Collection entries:
---*---

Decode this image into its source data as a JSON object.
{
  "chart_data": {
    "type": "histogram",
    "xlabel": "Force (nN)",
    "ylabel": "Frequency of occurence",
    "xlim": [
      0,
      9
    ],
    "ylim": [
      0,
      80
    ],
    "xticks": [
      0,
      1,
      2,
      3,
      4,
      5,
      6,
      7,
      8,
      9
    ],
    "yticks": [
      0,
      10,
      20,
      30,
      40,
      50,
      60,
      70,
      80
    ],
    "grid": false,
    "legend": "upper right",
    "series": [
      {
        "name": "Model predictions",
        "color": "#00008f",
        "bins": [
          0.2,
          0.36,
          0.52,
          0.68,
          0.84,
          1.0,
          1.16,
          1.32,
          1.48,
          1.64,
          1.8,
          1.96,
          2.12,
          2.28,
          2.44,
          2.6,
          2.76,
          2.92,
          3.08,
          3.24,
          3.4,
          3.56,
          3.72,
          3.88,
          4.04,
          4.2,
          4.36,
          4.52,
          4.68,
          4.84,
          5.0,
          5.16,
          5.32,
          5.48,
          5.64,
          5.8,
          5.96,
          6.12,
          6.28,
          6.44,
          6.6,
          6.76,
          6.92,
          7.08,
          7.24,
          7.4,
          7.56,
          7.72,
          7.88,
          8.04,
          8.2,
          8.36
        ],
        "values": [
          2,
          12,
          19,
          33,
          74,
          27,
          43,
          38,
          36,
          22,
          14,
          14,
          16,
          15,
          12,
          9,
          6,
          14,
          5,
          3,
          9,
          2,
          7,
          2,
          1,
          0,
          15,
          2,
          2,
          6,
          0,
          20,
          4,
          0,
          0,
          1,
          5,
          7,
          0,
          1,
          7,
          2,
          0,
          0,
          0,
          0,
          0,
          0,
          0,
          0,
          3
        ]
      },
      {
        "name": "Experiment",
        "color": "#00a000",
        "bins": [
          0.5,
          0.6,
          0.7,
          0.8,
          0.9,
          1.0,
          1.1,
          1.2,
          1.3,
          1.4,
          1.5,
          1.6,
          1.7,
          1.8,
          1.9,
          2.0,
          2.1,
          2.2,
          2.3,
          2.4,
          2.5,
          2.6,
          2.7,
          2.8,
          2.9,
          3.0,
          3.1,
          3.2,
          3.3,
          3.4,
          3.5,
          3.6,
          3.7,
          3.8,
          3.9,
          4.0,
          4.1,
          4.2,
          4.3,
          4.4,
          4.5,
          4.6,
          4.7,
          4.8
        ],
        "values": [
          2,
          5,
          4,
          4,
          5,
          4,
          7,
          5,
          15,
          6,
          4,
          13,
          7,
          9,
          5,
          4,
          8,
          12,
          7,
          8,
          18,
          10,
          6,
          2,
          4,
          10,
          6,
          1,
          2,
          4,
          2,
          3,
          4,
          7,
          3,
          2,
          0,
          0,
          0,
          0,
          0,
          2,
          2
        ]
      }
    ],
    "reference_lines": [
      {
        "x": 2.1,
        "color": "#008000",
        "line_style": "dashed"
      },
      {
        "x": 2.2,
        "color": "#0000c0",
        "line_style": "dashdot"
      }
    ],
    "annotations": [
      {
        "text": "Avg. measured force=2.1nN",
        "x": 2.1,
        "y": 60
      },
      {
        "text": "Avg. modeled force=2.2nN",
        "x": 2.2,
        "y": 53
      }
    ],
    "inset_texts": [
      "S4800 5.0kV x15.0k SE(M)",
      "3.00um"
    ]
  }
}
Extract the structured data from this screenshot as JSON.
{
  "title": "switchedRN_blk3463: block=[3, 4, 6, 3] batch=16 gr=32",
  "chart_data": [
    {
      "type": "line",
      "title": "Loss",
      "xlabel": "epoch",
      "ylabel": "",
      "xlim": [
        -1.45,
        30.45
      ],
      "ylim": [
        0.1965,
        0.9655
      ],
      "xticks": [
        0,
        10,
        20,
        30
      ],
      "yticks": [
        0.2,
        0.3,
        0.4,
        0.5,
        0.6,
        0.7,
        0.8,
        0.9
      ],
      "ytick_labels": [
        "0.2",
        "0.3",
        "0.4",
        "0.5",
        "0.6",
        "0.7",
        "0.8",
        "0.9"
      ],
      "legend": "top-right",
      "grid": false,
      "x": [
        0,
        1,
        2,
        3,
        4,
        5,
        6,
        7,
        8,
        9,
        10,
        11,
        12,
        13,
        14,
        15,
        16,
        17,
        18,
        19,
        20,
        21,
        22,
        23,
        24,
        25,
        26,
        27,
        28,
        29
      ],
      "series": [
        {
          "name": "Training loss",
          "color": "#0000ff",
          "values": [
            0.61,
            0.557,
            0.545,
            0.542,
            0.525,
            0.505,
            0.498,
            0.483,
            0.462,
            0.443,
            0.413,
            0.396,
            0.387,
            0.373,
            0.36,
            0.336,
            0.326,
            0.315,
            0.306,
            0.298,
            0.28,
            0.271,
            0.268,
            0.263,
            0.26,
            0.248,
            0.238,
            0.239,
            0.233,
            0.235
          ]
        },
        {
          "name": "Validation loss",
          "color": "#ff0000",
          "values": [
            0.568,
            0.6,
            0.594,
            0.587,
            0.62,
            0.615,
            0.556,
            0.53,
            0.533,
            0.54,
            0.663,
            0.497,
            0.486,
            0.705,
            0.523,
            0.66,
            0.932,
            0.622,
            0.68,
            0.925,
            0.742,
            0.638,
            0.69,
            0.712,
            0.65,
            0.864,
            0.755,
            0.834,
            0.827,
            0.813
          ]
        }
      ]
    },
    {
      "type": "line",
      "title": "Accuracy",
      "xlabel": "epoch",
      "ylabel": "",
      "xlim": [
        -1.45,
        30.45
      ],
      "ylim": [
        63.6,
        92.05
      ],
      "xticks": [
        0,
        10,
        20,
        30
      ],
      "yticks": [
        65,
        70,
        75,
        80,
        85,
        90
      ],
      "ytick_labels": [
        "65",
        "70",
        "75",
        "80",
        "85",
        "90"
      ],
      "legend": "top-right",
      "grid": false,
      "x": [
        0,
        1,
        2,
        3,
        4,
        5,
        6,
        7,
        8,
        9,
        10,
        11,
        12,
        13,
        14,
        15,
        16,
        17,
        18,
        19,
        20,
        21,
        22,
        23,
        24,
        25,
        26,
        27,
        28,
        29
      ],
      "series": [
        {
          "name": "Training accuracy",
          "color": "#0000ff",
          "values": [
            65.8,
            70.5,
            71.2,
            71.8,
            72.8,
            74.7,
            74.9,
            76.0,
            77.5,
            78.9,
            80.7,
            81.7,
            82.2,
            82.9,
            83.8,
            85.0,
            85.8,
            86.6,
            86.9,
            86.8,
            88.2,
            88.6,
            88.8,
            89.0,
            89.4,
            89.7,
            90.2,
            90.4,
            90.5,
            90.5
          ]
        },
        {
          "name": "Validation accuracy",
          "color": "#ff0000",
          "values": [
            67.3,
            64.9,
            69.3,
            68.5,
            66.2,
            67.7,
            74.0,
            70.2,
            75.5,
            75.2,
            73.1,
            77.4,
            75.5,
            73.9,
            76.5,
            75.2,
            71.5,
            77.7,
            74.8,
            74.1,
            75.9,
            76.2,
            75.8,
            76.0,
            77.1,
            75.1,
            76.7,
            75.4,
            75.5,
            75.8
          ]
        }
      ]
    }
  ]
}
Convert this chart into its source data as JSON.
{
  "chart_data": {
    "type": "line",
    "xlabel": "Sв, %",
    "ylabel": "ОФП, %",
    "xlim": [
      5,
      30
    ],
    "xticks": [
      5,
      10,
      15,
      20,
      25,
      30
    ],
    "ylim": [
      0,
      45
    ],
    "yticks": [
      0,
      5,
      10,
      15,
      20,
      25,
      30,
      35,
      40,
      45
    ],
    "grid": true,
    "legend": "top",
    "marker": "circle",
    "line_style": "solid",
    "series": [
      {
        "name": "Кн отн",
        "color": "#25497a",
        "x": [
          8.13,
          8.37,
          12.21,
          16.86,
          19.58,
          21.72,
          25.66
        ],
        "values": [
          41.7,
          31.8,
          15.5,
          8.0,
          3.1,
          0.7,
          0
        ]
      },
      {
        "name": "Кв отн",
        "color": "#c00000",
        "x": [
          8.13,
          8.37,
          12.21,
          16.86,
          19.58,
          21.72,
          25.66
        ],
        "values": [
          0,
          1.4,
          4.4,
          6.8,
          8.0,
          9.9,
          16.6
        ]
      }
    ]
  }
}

---*---

#### [WHAT YOU NEED TO DO]
Only the number is wanted: how many lines of the material above include the word "source"?

#### [THE RESPONSE]
2